> _Passage for review_

=-=-=

- Native to: Kaltungo LGA, Gombe State, eastern Nigeria
- Native speakers: (6,000 cited 1995)
- Language family: Niger–Congo? Atlantic–CongoWaja–KamWajaAwak languagesYebu; ; ; ; ;

Language codes
- ISO 639-3: awo
- Glottolog: awak1250

= Yebu language =

Savanna language spoken in Nigeria

Yebu (language name: Yiin Yebu; also known as Awak or Awok) is one of the Savanna languages of Kaltungo LGA in Gombe State, northeastern Nigeria.

There are five distinct dialects corresponding to each of the original five settlements that had been spoken on the Awak Hill. Yebu is currently spoken in the plains rather than in the speakers' ancestral territory of Awak Hill.

=-=-=

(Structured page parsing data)
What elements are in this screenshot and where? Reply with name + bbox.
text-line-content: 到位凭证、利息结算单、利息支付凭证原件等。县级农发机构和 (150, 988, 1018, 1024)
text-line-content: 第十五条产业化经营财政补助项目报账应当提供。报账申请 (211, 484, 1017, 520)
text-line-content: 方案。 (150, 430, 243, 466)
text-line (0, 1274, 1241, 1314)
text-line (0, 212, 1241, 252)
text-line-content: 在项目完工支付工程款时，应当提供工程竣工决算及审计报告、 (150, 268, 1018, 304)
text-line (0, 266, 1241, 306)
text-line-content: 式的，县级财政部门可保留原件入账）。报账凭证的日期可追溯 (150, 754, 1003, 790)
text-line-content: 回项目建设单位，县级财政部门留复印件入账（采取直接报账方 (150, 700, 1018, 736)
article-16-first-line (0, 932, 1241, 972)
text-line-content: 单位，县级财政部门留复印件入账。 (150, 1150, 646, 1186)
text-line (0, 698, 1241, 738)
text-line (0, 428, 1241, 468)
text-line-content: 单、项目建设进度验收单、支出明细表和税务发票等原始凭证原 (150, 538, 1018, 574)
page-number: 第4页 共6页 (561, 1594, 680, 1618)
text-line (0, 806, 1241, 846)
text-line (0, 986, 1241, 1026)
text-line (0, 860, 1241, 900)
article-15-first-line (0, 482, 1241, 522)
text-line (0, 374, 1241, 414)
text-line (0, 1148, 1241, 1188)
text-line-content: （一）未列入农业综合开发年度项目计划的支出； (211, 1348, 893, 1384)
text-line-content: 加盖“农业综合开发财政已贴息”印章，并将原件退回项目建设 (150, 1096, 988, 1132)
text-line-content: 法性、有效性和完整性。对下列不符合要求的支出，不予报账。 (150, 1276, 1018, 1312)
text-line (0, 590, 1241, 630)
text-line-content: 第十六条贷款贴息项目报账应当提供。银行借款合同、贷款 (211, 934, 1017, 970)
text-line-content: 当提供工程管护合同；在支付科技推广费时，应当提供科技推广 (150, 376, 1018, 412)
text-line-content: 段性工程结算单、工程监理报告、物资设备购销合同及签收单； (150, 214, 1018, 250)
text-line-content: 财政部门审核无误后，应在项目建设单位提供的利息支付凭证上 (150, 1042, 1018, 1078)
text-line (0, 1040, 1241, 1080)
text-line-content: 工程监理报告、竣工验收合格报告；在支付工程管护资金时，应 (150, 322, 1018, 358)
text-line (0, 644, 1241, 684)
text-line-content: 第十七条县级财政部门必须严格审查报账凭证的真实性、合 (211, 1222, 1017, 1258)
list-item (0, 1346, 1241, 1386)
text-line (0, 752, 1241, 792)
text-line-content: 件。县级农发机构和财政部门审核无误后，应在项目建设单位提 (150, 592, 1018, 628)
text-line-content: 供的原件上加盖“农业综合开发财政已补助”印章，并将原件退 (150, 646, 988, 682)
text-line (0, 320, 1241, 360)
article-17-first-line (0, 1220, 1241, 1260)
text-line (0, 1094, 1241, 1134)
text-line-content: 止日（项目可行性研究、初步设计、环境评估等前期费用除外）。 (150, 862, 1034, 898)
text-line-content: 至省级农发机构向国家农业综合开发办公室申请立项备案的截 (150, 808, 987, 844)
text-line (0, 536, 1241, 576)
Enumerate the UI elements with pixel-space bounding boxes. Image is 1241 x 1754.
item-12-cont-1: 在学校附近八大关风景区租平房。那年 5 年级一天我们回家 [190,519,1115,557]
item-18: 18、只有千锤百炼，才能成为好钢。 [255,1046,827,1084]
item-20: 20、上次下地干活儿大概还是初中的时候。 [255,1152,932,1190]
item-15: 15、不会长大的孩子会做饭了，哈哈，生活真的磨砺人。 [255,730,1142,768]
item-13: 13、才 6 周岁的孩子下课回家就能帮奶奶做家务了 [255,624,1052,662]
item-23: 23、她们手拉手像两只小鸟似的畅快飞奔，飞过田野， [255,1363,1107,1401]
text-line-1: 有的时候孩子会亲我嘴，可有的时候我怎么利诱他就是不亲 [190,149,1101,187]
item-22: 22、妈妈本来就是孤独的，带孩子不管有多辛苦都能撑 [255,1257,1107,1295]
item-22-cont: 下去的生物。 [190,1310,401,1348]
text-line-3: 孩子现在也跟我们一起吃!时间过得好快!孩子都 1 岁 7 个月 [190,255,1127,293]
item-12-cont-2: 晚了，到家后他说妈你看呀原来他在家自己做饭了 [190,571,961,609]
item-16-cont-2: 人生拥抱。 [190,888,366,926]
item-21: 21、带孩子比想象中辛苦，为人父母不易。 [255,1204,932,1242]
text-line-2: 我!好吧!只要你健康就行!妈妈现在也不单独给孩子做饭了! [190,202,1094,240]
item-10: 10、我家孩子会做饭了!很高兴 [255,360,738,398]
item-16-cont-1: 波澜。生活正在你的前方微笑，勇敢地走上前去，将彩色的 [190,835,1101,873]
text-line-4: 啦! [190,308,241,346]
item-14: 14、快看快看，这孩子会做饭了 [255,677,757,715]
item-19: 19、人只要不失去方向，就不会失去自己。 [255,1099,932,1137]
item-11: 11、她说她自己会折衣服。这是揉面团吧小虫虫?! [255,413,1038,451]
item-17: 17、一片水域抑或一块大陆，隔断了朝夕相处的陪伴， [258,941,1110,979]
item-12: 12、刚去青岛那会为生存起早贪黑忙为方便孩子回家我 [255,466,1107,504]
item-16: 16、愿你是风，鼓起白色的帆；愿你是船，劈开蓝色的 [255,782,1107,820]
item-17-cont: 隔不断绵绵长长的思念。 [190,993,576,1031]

=-=-=

> _Exercise_
Can you reproduce the Yebu language text word for word, starting at the words "Savanna language spoken" and ending after "of Awak Hill."?

> _Response to the exercise_
Savanna language spoken in Nigeria

Yebu (language name: Yiin Yebu; also known as Awak or Awok) is one of the Savanna languages of Kaltungo LGA in Gombe State, northeastern Nigeria.

There are five distinct dialects corresponding to each of the original five settlements that had been spoken on the Awak Hill. Yebu is currently spoken in the plains rather than in the speakers' ancestral territory of Awak Hill.